→ **WHAT IS ASKED**
Can you transcribe every record below exactly as it appears?

→ **PROVIDED ENTRIES**
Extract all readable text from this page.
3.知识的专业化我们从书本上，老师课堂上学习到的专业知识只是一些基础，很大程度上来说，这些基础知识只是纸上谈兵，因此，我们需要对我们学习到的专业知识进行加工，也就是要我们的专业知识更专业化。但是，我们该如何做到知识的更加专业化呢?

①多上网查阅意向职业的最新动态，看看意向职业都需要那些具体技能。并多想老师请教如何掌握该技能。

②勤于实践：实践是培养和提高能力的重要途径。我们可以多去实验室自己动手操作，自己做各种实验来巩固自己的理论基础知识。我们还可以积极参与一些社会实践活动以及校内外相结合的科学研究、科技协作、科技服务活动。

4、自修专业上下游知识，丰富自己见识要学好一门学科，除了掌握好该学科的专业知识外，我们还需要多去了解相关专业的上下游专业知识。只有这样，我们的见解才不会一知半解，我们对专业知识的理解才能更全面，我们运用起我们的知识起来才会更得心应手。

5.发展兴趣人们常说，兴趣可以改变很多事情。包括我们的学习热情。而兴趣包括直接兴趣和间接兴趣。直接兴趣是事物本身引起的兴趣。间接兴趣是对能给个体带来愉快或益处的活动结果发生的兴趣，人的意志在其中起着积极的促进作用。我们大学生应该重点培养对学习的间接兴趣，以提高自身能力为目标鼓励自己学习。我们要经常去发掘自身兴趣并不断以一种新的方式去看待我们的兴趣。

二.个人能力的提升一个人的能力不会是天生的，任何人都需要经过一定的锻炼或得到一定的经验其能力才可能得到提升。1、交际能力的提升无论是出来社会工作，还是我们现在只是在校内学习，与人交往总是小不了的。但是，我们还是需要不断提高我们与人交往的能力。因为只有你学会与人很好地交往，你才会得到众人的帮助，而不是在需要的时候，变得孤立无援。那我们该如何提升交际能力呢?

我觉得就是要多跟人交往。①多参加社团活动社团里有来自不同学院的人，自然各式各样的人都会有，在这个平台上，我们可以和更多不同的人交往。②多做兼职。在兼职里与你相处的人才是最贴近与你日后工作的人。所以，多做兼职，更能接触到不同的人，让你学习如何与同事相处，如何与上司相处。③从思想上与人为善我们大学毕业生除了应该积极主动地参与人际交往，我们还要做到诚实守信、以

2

→ **RESULT**
Extract all readable text from this page.
3.知识的专业化我们从书本上，老师课堂上学习到的专业知识只是一些基础，很大程度上来说，这些基础知识只是纸上谈兵，因此，我们需要对我们学习到的专业知识进行加工，也就是要我们的专业知识更专业化。但是，我们该如何做到知识的更加专业化呢?

①多上网查阅意向职业的最新动态，看看意向职业都需要那些具体技能。并多想老师请教如何掌握该技能。

②勤于实践：实践是培养和提高能力的重要途径。我们可以多去实验室自己动手操作，自己做各种实验来巩固自己的理论基础知识。我们还可以积极参与一些社会实践活动以及校内外相结合的科学研究、科技协作、科技服务活动。

4、自修专业上下游知识，丰富自己见识要学好一门学科，除了掌握好该学科的专业知识外，我们还需要多去了解相关专业的上下游专业知识。只有这样，我们的见解才不会一知半解，我们对专业知识的理解才能更全面，我们运用起我们的知识起来才会更得心应手。

5.发展兴趣人们常说，兴趣可以改变很多事情。包括我们的学习热情。而兴趣包括直接兴趣和间接兴趣。直接兴趣是事物本身引起的兴趣。间接兴趣是对能给个体带来愉快或益处的活动结果发生的兴趣，人的意志在其中起着积极的促进作用。我们大学生应该重点培养对学习的间接兴趣，以提高自身能力为目标鼓励自己学习。我们要经常去发掘自身兴趣并不断以一种新的方式去看待我们的兴趣。

二.个人能力的提升一个人的能力不会是天生的，任何人都需要经过一定的锻炼或得到一定的经验其能力才可能得到提升。1、交际能力的提升无论是出来社会工作，还是我们现在只是在校内学习，与人交往总是小不了的。但是，我们还是需要不断提高我们与人交往的能力。因为只有你学会与人很好地交往，你才会得到众人的帮助，而不是在需要的时候，变得孤立无援。那我们该如何提升交际能力呢?

我觉得就是要多跟人交往。①多参加社团活动社团里有来自不同学院的人，自然各式各样的人都会有，在这个平台上，我们可以和更多不同的人交往。②多做兼职。在兼职里与你相处的人才是最贴近与你日后工作的人。所以，多做兼职，更能接触到不同的人，让你学习如何与同事相处，如何与上司相处。③从思想上与人为善我们大学毕业生除了应该积极主动地参与人际交往，我们还要做到诚实守信、以

2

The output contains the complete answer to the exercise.